## Goal
Scan the records below for the word "this" and give only the number of lines that hold it.

## Available records
______________________________

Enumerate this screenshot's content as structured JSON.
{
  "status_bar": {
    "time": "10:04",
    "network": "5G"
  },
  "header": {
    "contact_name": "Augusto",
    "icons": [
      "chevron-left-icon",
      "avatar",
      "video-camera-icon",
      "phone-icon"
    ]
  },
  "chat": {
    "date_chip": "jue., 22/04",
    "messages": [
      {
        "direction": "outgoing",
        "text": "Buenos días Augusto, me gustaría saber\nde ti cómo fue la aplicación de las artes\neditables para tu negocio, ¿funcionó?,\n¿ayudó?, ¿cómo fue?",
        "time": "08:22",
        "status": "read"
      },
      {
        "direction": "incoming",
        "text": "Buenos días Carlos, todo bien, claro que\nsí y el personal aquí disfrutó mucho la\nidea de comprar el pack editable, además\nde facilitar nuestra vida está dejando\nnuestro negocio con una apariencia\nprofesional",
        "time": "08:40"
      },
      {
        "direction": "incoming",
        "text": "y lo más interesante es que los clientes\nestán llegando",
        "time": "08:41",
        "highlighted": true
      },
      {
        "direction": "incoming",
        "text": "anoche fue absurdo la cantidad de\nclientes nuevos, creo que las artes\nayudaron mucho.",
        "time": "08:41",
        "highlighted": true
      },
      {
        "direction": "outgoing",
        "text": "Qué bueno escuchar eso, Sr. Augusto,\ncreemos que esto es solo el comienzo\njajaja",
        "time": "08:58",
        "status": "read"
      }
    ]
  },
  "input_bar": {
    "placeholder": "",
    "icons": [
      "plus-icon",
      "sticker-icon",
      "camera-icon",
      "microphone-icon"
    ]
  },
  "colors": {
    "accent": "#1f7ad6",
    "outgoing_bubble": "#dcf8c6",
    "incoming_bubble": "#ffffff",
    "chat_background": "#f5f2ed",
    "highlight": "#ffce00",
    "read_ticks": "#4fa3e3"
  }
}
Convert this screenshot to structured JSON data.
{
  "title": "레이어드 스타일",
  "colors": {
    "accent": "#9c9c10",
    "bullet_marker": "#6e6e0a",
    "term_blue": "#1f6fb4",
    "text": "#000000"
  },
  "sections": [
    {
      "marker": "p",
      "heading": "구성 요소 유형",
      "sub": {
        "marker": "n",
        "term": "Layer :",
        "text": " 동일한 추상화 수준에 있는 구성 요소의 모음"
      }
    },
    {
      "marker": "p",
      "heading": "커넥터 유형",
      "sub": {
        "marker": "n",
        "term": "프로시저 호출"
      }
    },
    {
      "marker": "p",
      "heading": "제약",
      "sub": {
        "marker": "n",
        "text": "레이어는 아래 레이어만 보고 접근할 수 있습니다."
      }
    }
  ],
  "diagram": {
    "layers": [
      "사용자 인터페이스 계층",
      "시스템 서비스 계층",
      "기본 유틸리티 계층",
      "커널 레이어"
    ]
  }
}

______________________________

## Exercise result
2